══ Rows
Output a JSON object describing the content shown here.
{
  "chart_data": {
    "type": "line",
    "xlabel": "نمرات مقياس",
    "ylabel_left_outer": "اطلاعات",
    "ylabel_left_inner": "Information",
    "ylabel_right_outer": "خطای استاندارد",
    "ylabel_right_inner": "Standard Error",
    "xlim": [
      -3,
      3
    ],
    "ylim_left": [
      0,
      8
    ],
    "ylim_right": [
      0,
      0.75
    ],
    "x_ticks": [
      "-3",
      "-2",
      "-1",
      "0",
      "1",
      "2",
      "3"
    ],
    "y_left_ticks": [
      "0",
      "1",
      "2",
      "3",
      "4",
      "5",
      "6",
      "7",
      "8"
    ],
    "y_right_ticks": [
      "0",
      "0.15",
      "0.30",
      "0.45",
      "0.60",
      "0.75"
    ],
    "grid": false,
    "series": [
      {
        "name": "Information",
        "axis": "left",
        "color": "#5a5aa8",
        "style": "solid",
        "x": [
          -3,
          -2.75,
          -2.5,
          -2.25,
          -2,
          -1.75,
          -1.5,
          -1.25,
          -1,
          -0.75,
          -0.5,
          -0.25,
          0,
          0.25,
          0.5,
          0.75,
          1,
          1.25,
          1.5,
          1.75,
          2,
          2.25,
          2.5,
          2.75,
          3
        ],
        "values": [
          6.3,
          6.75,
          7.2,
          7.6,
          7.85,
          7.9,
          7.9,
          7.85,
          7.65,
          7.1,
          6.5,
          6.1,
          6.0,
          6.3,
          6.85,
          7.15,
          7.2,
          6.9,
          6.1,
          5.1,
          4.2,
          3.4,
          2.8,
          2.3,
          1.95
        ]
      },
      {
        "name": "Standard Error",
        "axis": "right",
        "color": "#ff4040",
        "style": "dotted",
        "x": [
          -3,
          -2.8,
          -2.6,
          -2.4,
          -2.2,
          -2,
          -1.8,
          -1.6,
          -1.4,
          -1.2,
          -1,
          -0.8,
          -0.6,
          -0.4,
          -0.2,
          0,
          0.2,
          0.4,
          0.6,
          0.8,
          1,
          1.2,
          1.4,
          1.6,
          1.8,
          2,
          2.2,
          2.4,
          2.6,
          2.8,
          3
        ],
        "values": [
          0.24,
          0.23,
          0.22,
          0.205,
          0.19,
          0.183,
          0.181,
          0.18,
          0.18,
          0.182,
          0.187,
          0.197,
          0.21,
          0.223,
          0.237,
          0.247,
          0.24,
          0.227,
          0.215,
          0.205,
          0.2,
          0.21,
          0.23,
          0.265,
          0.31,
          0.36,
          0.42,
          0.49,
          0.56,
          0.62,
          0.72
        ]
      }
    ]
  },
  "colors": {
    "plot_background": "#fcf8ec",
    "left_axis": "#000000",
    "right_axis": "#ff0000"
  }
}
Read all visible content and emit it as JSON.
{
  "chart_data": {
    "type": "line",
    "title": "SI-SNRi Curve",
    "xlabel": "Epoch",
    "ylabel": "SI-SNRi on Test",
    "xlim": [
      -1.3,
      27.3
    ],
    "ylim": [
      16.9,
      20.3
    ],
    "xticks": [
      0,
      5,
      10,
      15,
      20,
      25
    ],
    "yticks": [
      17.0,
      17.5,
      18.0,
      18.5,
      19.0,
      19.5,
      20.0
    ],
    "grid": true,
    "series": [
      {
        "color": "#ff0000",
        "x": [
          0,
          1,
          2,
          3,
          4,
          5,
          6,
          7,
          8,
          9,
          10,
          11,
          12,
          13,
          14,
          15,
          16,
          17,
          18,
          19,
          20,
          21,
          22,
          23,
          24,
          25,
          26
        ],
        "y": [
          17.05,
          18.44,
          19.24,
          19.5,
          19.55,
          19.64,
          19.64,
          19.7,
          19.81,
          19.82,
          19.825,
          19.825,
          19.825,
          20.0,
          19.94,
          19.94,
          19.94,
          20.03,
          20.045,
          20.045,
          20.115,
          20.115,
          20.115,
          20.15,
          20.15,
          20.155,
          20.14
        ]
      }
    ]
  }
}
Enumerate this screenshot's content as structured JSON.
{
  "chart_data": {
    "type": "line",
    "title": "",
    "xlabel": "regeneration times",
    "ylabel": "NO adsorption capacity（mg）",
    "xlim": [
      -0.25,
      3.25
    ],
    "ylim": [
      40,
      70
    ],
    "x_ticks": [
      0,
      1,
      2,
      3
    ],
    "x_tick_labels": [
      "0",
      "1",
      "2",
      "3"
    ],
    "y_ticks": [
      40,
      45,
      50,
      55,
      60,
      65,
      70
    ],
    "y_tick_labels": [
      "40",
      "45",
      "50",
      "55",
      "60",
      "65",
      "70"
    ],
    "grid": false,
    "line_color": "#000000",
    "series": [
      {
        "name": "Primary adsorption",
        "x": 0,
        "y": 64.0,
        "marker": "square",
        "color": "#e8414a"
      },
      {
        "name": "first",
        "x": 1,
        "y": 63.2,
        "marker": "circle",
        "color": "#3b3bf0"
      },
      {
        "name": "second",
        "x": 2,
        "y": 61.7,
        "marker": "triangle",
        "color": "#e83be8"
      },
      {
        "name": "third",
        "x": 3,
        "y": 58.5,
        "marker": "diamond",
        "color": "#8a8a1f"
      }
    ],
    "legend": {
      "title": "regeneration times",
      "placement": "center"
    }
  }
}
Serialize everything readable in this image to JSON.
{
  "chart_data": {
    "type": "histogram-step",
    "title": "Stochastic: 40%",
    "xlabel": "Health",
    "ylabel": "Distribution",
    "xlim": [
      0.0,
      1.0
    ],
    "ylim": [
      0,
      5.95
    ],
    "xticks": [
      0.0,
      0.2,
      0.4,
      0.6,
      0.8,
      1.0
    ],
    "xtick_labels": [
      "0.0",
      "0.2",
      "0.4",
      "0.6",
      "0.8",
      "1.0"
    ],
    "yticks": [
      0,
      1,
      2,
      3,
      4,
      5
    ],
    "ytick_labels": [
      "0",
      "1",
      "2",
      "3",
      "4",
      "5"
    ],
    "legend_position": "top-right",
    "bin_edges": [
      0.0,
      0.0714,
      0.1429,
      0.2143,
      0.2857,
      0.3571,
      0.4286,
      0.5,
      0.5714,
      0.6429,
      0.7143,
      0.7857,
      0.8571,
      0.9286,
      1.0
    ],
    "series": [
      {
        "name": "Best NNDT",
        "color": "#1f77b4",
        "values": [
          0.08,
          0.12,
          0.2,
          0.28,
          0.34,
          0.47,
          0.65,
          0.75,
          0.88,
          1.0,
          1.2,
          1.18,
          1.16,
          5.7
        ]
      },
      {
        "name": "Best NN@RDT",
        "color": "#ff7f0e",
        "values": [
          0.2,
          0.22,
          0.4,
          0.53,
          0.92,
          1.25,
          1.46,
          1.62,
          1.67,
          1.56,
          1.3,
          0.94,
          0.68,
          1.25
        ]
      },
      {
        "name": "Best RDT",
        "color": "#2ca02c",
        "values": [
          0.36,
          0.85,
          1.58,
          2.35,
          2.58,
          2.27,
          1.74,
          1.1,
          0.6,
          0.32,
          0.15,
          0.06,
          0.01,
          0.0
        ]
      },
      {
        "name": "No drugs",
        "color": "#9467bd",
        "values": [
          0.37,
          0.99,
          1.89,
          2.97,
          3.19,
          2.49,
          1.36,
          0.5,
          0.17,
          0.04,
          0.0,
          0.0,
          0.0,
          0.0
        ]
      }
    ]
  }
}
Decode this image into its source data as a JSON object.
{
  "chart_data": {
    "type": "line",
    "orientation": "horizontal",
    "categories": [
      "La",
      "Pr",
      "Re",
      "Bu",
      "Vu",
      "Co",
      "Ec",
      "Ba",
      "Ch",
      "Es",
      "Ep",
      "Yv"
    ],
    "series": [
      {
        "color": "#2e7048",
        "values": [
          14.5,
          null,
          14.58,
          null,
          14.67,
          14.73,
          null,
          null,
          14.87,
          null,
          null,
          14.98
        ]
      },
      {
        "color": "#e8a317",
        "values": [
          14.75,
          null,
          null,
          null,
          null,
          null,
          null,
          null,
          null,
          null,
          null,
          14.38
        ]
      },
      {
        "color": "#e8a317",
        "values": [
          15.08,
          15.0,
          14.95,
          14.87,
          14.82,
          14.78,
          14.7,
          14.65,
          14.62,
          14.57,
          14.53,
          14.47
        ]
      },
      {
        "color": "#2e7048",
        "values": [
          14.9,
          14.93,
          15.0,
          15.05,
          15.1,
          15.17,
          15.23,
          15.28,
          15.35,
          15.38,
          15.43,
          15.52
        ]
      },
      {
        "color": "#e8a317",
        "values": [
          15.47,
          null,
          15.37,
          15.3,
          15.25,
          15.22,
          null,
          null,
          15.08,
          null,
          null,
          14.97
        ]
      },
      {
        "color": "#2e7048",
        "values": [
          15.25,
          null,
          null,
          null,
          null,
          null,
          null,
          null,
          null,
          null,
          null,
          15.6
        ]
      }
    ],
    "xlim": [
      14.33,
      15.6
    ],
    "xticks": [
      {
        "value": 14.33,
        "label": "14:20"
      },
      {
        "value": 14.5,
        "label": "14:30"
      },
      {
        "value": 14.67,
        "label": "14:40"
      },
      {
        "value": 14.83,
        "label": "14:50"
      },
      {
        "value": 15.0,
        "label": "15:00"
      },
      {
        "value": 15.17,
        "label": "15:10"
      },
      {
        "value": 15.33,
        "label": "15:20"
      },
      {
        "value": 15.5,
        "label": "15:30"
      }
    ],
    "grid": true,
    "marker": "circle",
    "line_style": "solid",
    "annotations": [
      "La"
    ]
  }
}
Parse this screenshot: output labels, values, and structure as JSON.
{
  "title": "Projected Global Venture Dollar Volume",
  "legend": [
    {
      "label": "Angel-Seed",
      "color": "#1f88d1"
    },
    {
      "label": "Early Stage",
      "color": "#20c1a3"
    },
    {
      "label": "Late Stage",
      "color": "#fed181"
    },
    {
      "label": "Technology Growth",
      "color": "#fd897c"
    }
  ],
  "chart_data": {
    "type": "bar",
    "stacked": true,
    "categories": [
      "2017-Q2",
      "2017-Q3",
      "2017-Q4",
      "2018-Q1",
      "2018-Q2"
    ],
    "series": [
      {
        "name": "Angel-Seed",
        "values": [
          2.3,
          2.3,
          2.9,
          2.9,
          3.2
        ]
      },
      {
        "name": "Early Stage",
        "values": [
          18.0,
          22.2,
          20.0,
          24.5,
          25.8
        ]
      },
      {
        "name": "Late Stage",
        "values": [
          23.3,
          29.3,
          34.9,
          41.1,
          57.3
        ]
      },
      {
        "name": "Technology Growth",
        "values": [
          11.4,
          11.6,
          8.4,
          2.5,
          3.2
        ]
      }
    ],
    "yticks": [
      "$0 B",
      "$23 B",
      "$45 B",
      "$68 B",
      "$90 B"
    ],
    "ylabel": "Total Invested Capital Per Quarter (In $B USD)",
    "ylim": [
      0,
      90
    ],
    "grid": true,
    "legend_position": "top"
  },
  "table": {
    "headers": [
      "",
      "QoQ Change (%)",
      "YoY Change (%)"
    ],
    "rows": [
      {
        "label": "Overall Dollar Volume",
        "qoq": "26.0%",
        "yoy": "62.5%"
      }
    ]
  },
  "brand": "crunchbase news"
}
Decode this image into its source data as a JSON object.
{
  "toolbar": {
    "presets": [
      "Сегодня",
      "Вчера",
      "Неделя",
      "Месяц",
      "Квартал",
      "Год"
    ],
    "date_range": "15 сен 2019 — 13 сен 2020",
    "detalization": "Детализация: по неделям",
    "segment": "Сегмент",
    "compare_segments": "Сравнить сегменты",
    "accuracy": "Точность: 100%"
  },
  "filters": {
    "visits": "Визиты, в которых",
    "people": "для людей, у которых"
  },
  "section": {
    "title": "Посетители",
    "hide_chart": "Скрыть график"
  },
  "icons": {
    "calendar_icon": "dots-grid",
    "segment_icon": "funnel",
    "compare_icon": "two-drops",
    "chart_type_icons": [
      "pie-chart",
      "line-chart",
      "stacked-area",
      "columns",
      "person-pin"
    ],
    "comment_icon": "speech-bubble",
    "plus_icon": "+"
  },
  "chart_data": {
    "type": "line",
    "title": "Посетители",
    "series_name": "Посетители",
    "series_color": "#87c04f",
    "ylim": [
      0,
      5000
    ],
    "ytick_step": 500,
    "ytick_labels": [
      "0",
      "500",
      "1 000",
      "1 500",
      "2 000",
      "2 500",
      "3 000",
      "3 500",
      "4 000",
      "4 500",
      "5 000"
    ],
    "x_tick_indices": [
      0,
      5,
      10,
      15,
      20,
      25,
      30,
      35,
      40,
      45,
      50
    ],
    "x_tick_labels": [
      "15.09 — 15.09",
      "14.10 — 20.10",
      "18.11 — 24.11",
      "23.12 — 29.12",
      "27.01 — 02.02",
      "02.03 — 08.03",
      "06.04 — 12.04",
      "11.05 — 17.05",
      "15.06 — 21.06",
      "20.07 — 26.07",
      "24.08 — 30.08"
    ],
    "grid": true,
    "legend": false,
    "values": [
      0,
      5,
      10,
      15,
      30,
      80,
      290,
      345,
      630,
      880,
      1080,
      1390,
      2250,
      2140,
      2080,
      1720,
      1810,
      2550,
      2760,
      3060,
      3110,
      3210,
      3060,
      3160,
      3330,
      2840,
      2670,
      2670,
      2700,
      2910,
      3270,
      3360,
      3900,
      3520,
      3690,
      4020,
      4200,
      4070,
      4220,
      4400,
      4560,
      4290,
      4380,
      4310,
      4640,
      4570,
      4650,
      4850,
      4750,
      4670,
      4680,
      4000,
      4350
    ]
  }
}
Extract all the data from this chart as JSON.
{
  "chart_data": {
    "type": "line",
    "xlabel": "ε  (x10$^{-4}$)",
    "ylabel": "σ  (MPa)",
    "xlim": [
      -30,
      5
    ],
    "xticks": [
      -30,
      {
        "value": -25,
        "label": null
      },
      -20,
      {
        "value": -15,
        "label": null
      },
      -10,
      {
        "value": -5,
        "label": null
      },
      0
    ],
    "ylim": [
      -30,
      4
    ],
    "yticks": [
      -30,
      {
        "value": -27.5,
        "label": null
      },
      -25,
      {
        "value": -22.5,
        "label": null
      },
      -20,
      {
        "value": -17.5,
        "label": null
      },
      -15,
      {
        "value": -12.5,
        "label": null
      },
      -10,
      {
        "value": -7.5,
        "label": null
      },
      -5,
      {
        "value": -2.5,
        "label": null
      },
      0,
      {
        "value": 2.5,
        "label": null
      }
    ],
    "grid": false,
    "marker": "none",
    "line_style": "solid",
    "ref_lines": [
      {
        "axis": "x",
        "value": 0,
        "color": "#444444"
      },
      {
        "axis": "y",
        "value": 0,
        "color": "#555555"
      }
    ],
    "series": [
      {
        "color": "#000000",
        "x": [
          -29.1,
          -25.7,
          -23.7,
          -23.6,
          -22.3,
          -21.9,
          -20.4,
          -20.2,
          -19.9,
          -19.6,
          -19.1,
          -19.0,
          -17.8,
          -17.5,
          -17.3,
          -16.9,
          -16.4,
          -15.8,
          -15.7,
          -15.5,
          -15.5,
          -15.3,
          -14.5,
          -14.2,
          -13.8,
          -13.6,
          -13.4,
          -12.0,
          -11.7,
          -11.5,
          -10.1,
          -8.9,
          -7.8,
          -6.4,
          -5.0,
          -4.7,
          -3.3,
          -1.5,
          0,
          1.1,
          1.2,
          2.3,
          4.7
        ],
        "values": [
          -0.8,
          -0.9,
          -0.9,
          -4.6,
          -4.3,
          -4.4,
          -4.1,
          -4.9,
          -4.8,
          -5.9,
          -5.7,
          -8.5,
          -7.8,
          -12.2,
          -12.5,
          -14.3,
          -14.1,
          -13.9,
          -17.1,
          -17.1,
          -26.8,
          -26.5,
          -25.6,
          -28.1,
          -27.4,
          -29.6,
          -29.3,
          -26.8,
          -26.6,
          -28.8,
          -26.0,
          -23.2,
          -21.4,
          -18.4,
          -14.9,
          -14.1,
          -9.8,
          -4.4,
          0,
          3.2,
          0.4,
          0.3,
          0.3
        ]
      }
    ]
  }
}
════
Search the preceding listing for the word "this" and pull out every line that holds it.

* [Task response]
Enumerate this screenshot's content as structured JSON.
Serialize everything readable in this image to JSON.
Decode this image into its source data as a JSON object.
Parse this screenshot: output labels, values, and structure as JSON.
Decode this image into its source data as a JSON object.
Extract all the data from this chart as JSON.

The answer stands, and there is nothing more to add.